◆ **Provided material**:
☆ ☆ ☆ ☆ ☆

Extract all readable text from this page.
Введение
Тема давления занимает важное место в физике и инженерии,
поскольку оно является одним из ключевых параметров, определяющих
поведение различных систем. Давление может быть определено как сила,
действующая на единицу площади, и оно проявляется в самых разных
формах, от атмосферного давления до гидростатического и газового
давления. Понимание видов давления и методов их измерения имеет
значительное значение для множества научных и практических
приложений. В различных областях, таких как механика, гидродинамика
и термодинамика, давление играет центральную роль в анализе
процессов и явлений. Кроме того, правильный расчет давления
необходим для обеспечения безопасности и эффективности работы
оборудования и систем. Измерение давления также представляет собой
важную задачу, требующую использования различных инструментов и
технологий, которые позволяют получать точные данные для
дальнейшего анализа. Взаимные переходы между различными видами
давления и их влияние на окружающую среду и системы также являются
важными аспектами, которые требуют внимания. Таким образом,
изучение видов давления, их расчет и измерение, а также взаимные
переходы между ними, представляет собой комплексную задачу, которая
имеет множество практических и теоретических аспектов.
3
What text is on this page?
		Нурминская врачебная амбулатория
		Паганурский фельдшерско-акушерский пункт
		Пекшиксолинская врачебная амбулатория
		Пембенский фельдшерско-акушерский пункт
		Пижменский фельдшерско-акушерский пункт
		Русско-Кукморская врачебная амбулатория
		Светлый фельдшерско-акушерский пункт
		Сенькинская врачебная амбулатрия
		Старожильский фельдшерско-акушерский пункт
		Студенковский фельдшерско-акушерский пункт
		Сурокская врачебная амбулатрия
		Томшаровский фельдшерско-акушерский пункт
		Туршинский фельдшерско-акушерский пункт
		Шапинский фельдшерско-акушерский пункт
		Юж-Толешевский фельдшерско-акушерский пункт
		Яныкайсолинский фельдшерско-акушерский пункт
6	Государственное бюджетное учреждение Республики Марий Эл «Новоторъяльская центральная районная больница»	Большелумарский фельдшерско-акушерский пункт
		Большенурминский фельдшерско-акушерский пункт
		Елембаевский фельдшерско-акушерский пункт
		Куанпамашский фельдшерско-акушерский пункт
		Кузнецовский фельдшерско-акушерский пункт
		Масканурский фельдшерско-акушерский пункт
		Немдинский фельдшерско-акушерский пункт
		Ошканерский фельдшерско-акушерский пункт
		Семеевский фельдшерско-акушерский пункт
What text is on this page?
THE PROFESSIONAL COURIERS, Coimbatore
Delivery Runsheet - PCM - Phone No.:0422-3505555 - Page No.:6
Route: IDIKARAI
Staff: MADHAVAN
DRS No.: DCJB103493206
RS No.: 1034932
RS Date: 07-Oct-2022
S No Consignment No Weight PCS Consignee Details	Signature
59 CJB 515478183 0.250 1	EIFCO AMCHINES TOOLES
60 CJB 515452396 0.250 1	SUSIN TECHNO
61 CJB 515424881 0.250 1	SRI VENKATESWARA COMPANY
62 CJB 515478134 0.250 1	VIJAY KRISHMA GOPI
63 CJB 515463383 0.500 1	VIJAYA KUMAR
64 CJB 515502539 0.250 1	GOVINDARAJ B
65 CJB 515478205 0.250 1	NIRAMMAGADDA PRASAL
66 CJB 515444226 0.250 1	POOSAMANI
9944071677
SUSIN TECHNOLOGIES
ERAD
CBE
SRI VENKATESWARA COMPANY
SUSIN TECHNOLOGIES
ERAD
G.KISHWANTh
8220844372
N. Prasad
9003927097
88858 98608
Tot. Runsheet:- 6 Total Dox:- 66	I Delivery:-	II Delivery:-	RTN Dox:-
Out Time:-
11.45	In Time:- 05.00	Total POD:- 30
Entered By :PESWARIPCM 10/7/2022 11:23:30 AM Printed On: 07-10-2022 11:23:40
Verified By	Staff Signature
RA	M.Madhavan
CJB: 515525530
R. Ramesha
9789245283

☆ ☆ ☆ ☆ ☆

◆ **Request**: Print back all the lines verbatim.

◆ **Expected answer**:
Extract all readable text from this page.
Введение
Тема давления занимает важное место в физике и инженерии,
поскольку оно является одним из ключевых параметров, определяющих
поведение различных систем. Давление может быть определено как сила,
действующая на единицу площади, и оно проявляется в самых разных
формах, от атмосферного давления до гидростатического и газового
давления. Понимание видов давления и методов их измерения имеет
значительное значение для множества научных и практических
приложений. В различных областях, таких как механика, гидродинамика
и термодинамика, давление играет центральную роль в анализе
процессов и явлений. Кроме того, правильный расчет давления
необходим для обеспечения безопасности и эффективности работы
оборудования и систем. Измерение давления также представляет собой
важную задачу, требующую использования различных инструментов и
технологий, которые позволяют получать точные данные для
дальнейшего анализа. Взаимные переходы между различными видами
давления и их влияние на окружающую среду и системы также являются
важными аспектами, которые требуют внимания. Таким образом,
изучение видов давления, их расчет и измерение, а также взаимные
переходы между ними, представляет собой комплексную задачу, которая
имеет множество практических и теоретических аспектов.
3
What text is on this page?
		Нурминская врачебная амбулатория
		Паганурский фельдшерско-акушерский пункт
		Пекшиксолинская врачебная амбулатория
		Пембенский фельдшерско-акушерский пункт
		Пижменский фельдшерско-акушерский пункт
		Русско-Кукморская врачебная амбулатория
		Светлый фельдшерско-акушерский пункт
		Сенькинская врачебная амбулатрия
		Старожильский фельдшерско-акушерский пункт
		Студенковский фельдшерско-акушерский пункт
		Сурокская врачебная амбулатрия
		Томшаровский фельдшерско-акушерский пункт
		Туршинский фельдшерско-акушерский пункт
		Шапинский фельдшерско-акушерский пункт
		Юж-Толешевский фельдшерско-акушерский пункт
		Яныкайсолинский фельдшерско-акушерский пункт
6	Государственное бюджетное учреждение Республики Марий Эл «Новоторъяльская центральная районная больница»	Большелумарский фельдшерско-акушерский пункт
		Большенурминский фельдшерско-акушерский пункт
		Елембаевский фельдшерско-акушерский пункт
		Куанпамашский фельдшерско-акушерский пункт
		Кузнецовский фельдшерско-акушерский пункт
		Масканурский фельдшерско-акушерский пункт
		Немдинский фельдшерско-акушерский пункт
		Ошканерский фельдшерско-акушерский пункт
		Семеевский фельдшерско-акушерский пункт
What text is on this page?
THE PROFESSIONAL COURIERS, Coimbatore
Delivery Runsheet - PCM - Phone No.:0422-3505555 - Page No.:6
Route: IDIKARAI
Staff: MADHAVAN
DRS No.: DCJB103493206
RS No.: 1034932
RS Date: 07-Oct-2022
S No Consignment No Weight PCS Consignee Details	Signature
59 CJB 515478183 0.250 1	EIFCO AMCHINES TOOLES
60 CJB 515452396 0.250 1	SUSIN TECHNO
61 CJB 515424881 0.250 1	SRI VENKATESWARA COMPANY
62 CJB 515478134 0.250 1	VIJAY KRISHMA GOPI
63 CJB 515463383 0.500 1	VIJAYA KUMAR
64 CJB 515502539 0.250 1	GOVINDARAJ B
65 CJB 515478205 0.250 1	NIRAMMAGADDA PRASAL
66 CJB 515444226 0.250 1	POOSAMANI
9944071677
SUSIN TECHNOLOGIES
ERAD
CBE
SRI VENKATESWARA COMPANY
SUSIN TECHNOLOGIES
ERAD
G.KISHWANTh
8220844372
N. Prasad
9003927097
88858 98608
Tot. Runsheet:- 6 Total Dox:- 66	I Delivery:-	II Delivery:-	RTN Dox:-
Out Time:-
11.45	In Time:- 05.00	Total POD:- 30
Entered By :PESWARIPCM 10/7/2022 11:23:30 AM Printed On: 07-10-2022 11:23:40
Verified By	Staff Signature
RA	M.Madhavan
CJB: 515525530
R. Ramesha
9789245283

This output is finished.